**The task:** Say how many lines contain "портала"; the answer is the number alone.

**Material for the task:**
········

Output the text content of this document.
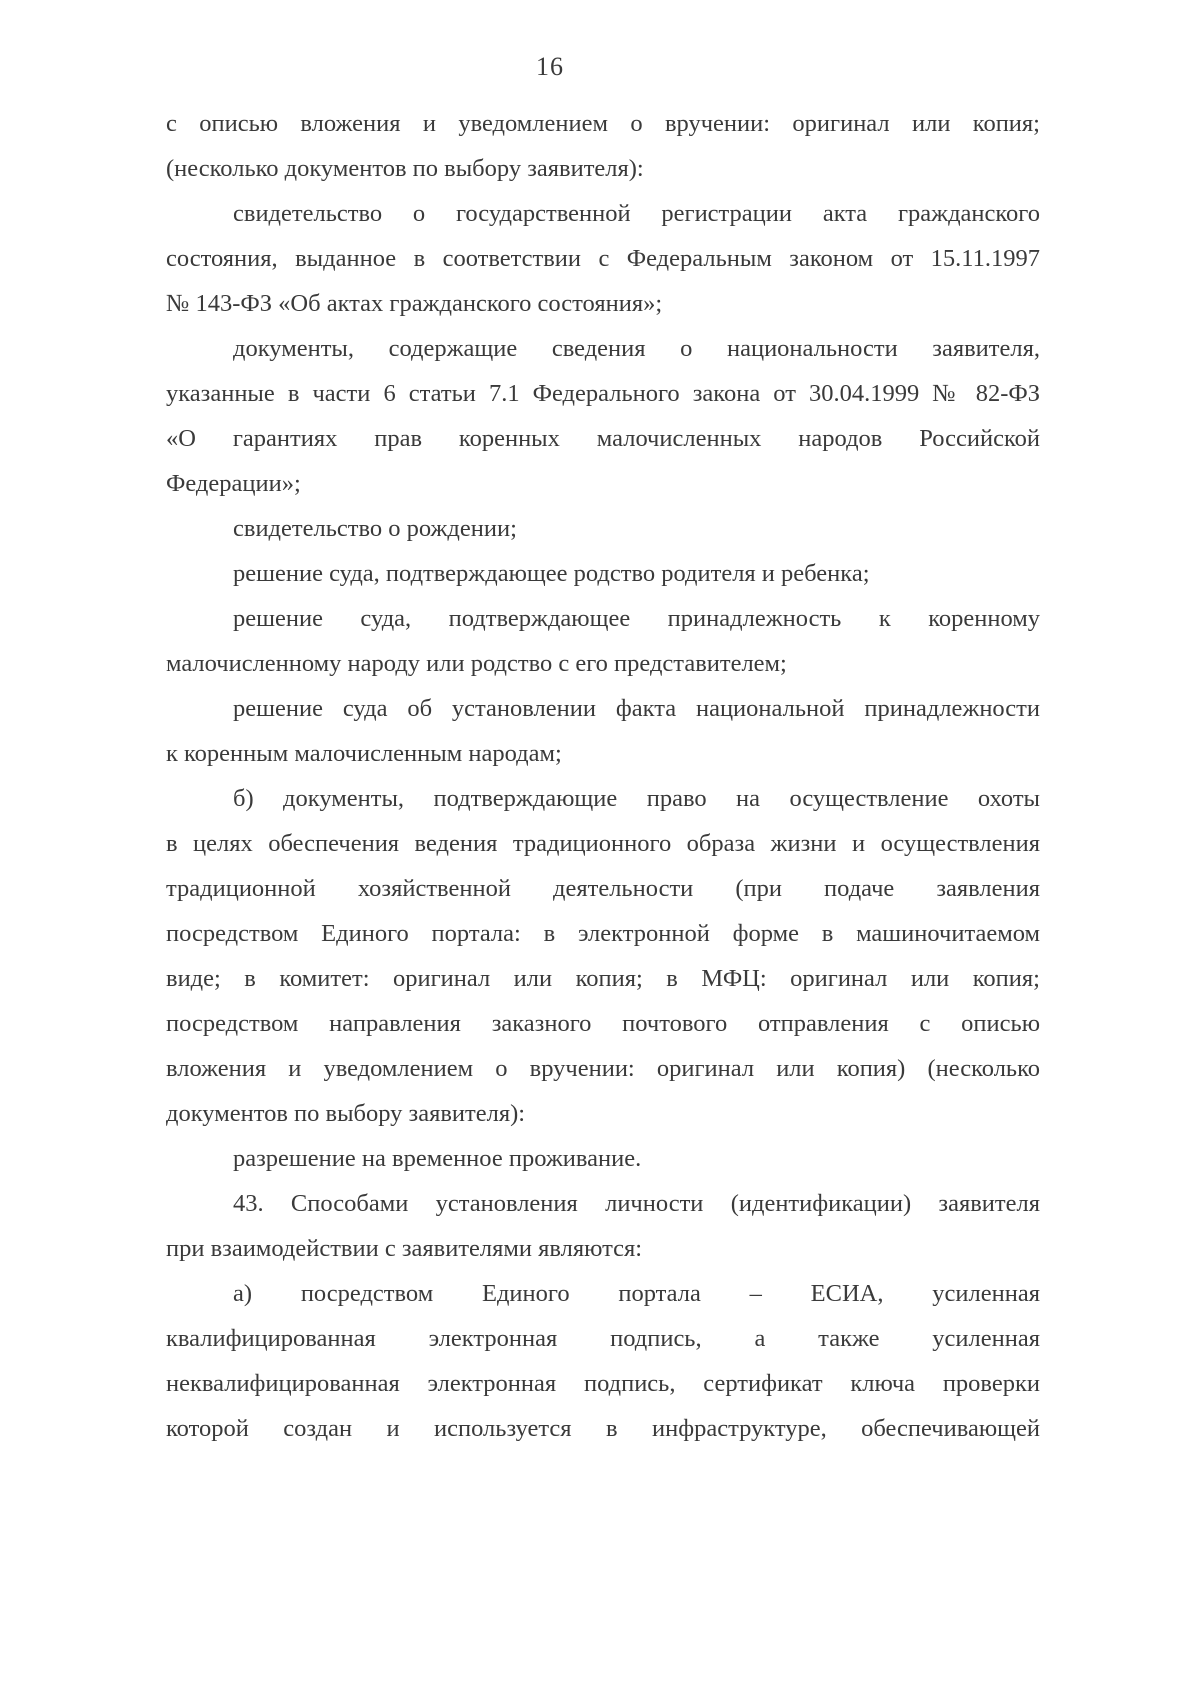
16
с описью вложения и уведомлением о вручении: оригинал или копия;
(несколько документов по выбору заявителя):
свидетельство о государственной регистрации акта гражданского
состояния, выданное в соответствии с Федеральным законом от 15.11.1997
№ 143-ФЗ «Об актах гражданского состояния»;
документы, содержащие сведения о национальности заявителя,
указанные в части 6 статьи 7.1 Федерального закона от 30.04.1999 № 82-ФЗ
«О гарантиях прав коренных малочисленных народов Российской
Федерации»;
свидетельство о рождении;
решение суда, подтверждающее родство родителя и ребенка;
решение суда, подтверждающее принадлежность к коренному
малочисленному народу или родство с его представителем;
решение суда об установлении факта национальной принадлежности
к коренным малочисленным народам;
б) документы, подтверждающие право на осуществление охоты
в целях обеспечения ведения традиционного образа жизни и осуществления
традиционной хозяйственной деятельности (при подаче заявления
посредством Единого портала: в электронной форме в машиночитаемом
виде; в комитет: оригинал или копия; в МФЦ: оригинал или копия;
посредством направления заказного почтового отправления с описью
вложения и уведомлением о вручении: оригинал или копия) (несколько
документов по выбору заявителя):
разрешение на временное проживание.
43. Способами установления личности (идентификации) заявителя
при взаимодействии с заявителями являются:
а) посредством Единого портала – ЕСИА, усиленная
квалифицированная электронная подпись, а также усиленная
неквалифицированная электронная подпись, сертификат ключа проверки
которой создан и используется в инфраструктуре, обеспечивающей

········

**Result:** 2